### Brief
Look for the string "fuel" in every line, and copy each line that has it.

### Data provided

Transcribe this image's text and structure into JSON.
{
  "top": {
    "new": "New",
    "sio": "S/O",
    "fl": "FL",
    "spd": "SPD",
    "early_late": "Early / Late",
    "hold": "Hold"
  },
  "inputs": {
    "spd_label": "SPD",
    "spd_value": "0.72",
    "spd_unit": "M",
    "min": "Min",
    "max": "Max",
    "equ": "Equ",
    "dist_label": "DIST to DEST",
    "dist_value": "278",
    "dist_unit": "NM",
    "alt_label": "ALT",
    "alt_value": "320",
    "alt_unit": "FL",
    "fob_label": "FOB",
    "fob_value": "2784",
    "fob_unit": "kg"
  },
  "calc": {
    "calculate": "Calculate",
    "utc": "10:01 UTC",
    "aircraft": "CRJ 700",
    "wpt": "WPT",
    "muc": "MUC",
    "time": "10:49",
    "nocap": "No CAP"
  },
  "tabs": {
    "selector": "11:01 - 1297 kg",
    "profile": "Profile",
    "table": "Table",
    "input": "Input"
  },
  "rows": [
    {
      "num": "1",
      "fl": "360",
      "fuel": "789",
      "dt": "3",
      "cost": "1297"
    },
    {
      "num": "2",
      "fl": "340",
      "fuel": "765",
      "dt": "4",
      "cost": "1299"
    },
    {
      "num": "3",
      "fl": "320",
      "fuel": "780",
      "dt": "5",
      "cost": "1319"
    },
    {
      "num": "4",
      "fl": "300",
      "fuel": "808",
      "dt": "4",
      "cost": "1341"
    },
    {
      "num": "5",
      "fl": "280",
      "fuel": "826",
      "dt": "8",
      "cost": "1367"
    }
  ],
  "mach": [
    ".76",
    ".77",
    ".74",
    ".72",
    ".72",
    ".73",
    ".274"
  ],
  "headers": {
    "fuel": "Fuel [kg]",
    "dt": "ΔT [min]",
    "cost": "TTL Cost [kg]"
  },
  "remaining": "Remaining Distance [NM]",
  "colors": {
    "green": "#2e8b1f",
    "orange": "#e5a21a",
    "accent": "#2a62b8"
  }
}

### Full output
      "fuel": "789",
      "fuel": "765",
      "fuel": "780",
      "fuel": "808",
      "fuel": "826",
    "fuel": "Fuel [kg]",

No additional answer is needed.